> Task:
Please write out the listing lines from the line with "observes-item: f0(1500) xyxy=(26,606,120,641)" to the line with "spectrum-plot-sigmasigma xyxy=(522,540,692,696)", both included, as a numbered list, leaving out any blank lines.

━━━━━━━━━━━━━━━━

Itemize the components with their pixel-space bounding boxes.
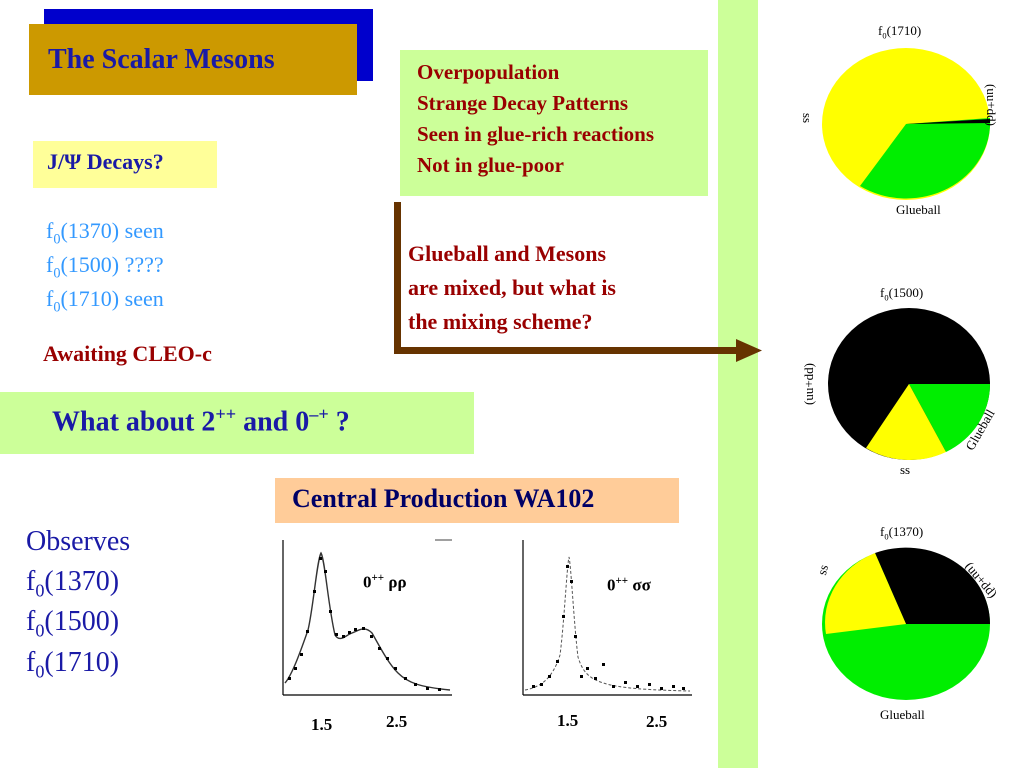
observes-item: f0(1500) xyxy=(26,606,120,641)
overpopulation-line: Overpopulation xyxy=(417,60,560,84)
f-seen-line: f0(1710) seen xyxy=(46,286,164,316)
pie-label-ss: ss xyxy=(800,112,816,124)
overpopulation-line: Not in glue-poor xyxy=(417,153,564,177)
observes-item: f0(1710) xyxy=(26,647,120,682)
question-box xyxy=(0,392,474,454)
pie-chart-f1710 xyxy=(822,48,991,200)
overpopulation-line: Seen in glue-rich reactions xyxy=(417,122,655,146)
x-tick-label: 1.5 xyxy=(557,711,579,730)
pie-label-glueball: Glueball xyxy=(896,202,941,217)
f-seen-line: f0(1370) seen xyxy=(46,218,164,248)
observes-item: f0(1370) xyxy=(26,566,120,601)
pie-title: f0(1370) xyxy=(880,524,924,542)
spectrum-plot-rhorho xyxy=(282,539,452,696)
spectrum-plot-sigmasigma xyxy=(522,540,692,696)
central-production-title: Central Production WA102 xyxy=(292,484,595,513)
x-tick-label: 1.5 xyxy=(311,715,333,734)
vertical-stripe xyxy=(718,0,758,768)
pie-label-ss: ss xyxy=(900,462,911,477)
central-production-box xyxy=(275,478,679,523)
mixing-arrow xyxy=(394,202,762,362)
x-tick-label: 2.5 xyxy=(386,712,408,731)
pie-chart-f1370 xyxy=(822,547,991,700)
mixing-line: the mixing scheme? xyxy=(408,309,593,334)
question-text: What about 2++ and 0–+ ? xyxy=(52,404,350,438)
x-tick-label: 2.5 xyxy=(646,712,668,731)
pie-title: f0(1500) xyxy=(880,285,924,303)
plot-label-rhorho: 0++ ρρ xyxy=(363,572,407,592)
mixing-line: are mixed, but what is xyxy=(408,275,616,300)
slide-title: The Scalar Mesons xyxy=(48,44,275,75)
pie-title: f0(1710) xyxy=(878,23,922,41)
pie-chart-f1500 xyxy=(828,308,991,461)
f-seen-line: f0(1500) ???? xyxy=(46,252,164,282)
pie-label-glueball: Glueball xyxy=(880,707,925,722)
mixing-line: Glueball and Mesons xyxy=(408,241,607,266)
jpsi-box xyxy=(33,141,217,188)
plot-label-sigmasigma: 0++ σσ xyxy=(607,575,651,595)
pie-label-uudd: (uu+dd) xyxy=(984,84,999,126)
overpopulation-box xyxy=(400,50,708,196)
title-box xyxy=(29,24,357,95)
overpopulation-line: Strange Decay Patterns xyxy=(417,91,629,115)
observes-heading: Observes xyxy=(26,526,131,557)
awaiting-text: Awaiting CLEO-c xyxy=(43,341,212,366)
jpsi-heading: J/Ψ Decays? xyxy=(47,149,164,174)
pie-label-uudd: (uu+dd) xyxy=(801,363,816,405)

━━━━━━━━━━━━━━━━

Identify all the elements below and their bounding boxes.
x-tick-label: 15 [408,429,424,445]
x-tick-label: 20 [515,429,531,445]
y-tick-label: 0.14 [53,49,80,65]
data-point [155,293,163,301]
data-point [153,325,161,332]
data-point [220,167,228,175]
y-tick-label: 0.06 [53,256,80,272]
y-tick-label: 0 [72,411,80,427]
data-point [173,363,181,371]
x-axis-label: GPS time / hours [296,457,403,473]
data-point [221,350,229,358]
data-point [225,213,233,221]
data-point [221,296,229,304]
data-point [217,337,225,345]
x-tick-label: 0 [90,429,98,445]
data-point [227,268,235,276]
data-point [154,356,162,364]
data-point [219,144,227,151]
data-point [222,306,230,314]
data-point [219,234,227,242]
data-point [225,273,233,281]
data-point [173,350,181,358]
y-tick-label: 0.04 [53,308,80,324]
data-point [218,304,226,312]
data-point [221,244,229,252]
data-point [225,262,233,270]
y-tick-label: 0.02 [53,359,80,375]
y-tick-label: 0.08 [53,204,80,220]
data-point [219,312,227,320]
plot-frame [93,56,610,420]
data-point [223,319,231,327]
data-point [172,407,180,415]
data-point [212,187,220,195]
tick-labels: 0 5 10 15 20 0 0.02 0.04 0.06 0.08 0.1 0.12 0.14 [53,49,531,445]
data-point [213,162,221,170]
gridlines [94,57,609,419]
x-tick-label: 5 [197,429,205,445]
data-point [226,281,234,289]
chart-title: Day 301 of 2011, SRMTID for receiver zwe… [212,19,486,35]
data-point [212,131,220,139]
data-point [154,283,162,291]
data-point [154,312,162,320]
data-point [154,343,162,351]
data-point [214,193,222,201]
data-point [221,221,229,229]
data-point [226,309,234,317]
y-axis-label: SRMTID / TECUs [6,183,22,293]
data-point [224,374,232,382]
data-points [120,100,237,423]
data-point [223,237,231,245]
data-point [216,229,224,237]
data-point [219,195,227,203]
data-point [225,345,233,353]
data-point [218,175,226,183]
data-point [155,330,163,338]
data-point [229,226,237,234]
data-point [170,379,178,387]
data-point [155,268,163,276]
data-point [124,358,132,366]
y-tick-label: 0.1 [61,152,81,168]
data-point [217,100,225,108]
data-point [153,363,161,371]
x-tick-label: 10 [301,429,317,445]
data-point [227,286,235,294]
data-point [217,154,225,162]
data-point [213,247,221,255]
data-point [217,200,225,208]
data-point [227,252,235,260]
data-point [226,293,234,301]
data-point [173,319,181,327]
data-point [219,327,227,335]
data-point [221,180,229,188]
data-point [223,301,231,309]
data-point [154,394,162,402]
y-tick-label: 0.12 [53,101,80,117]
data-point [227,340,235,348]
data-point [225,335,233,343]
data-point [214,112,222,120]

━━━━━━━━━━━━━━━━

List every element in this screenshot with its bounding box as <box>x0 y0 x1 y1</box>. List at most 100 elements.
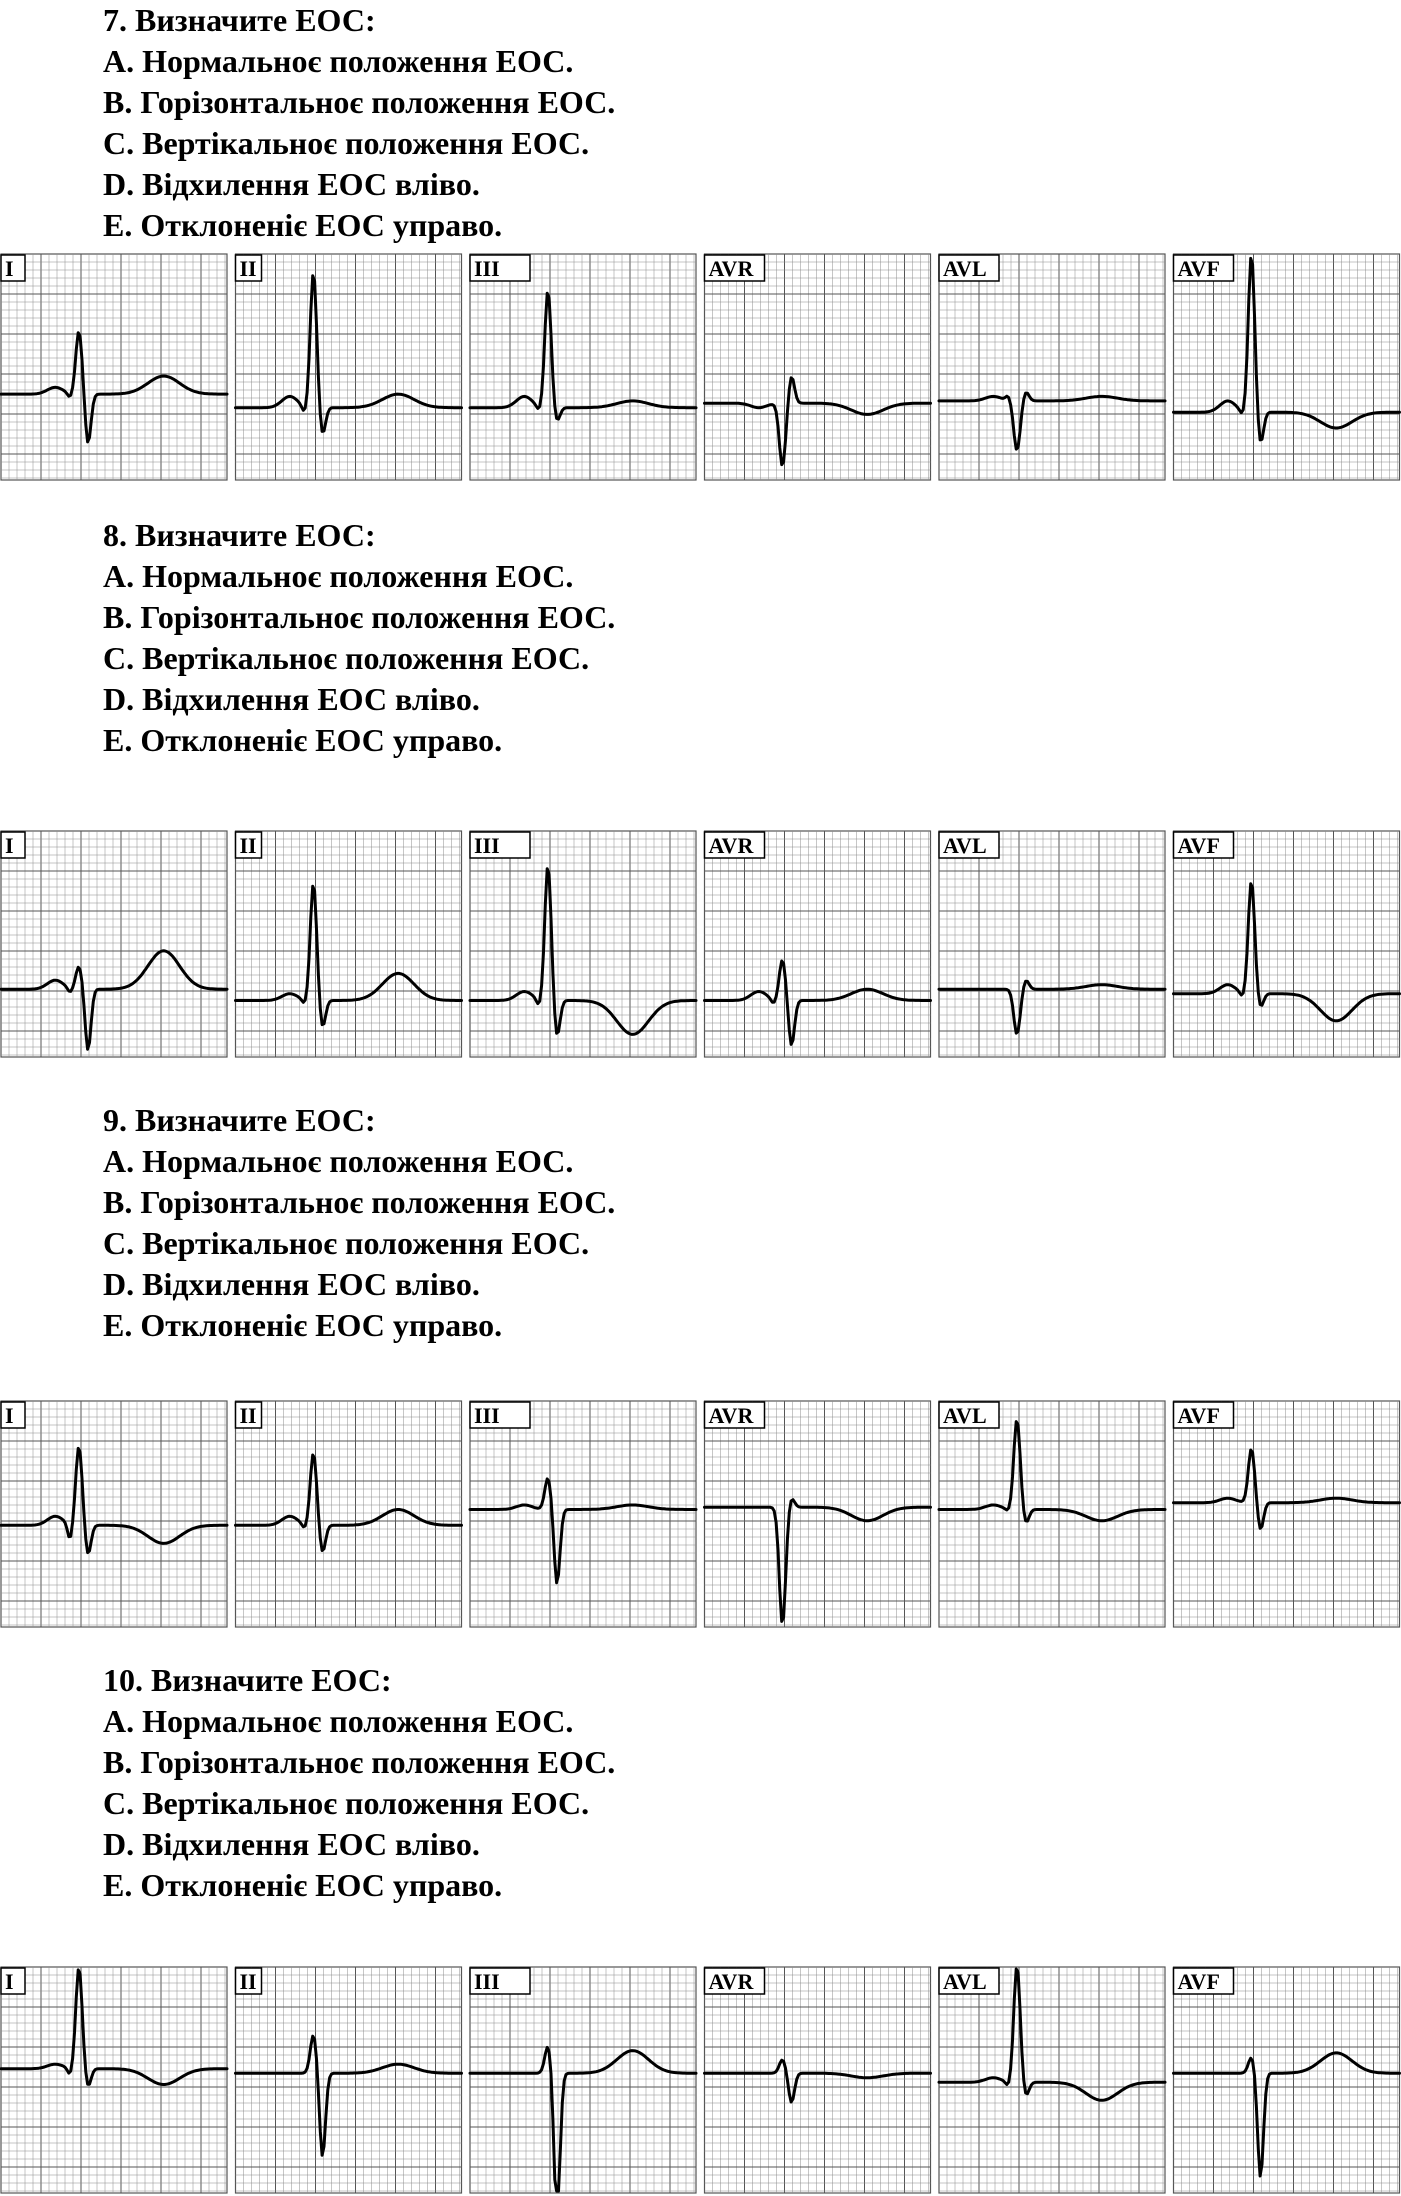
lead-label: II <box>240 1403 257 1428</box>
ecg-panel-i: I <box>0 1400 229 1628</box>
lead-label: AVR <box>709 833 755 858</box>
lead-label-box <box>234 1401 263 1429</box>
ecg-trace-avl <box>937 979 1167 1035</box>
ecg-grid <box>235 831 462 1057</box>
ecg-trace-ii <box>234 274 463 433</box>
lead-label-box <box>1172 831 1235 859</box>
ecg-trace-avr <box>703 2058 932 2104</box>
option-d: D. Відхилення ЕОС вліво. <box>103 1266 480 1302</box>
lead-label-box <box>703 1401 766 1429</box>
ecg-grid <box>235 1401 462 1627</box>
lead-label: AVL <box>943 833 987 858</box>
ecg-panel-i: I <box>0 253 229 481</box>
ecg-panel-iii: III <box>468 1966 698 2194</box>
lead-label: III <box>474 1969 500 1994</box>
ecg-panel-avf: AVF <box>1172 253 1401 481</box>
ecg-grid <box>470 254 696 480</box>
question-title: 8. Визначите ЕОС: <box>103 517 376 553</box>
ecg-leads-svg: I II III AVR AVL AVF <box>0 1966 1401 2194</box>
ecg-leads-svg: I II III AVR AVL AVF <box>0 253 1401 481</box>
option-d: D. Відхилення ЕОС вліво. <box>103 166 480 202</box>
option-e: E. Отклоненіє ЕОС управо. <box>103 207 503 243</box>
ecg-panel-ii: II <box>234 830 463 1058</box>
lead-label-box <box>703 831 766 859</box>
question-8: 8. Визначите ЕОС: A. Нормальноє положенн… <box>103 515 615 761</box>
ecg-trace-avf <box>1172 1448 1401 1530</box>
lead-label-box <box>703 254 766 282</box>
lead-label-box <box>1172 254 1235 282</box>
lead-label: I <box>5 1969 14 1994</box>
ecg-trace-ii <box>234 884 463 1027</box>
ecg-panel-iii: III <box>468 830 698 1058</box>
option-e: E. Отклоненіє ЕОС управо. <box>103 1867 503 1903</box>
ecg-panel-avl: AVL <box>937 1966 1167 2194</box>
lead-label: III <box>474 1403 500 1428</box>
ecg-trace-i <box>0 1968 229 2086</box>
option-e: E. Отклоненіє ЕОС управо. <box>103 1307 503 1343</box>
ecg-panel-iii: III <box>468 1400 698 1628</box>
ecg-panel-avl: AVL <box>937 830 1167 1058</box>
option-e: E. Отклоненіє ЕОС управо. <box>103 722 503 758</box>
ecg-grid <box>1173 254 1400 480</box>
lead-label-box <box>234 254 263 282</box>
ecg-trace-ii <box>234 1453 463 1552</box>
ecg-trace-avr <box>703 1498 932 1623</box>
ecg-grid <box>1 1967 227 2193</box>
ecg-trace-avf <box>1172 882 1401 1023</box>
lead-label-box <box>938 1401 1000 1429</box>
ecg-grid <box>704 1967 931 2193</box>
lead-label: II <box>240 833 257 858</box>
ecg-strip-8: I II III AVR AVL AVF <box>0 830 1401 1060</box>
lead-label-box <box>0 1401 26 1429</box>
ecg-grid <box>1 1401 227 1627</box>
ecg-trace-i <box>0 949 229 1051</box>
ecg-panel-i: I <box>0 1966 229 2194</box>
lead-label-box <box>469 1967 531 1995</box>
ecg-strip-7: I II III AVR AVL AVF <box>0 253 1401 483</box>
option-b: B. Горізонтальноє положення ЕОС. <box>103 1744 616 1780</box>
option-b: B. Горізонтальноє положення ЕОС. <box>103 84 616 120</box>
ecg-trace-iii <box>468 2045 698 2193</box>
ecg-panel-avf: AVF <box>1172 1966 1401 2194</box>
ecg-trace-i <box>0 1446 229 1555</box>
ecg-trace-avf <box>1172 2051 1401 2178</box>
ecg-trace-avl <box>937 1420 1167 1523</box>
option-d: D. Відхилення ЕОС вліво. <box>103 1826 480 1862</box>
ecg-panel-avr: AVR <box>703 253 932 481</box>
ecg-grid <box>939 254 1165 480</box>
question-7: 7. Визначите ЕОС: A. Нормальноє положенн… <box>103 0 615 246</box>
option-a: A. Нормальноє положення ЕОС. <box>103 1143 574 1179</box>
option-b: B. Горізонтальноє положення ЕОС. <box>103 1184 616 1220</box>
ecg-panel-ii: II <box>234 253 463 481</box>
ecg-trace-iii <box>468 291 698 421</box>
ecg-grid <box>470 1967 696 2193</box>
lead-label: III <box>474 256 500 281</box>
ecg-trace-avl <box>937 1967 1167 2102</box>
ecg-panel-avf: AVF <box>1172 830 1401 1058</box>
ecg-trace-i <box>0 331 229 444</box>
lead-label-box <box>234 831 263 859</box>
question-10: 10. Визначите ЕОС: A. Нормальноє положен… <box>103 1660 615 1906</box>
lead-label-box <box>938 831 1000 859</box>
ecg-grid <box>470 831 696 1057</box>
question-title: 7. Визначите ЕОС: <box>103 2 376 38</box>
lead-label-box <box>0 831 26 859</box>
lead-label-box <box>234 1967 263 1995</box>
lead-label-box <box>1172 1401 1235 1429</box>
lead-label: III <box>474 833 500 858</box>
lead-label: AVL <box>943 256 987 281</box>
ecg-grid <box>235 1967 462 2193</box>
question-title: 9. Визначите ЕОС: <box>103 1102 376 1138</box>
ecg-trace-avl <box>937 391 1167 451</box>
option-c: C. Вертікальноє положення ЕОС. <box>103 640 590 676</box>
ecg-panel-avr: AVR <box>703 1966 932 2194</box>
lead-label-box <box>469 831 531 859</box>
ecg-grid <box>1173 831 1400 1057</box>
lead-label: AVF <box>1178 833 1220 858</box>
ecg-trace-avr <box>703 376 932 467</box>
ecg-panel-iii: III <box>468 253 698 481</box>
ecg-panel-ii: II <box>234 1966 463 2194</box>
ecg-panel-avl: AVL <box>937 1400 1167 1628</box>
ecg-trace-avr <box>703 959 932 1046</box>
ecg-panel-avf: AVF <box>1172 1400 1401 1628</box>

━━━━━━━━━━━━━━━━

> Correct result:
1. observes-item: f0(1500) xyxy=(26,606,120,641)
2. overpopulation-line: Overpopulation xyxy=(417,60,560,84)
3. f-seen-line: f0(1710) seen xyxy=(46,286,164,316)
4. pie-label-ss: ss xyxy=(800,112,816,124)
5. overpopulation-line: Not in glue-poor xyxy=(417,153,564,177)
6. observes-item: f0(1710) xyxy=(26,647,120,682)
7. question-box xyxy=(0,392,474,454)
8. pie-chart-f1710 xyxy=(822,48,991,200)
9. overpopulation-line: Seen in glue-rich reactions xyxy=(417,122,655,146)
10. x-tick-label: 1.5 xyxy=(557,711,579,730)
11. pie-label-glueball: Glueball xyxy=(896,202,941,217)
12. f-seen-line: f0(1370) seen xyxy=(46,218,164,248)
13. observes-item: f0(1370) xyxy=(26,566,120,601)
14. pie-title: f0(1370) xyxy=(880,524,924,542)
15. spectrum-plot-rhorho xyxy=(282,539,452,696)
16. spectrum-plot-sigmasigma xyxy=(522,540,692,696)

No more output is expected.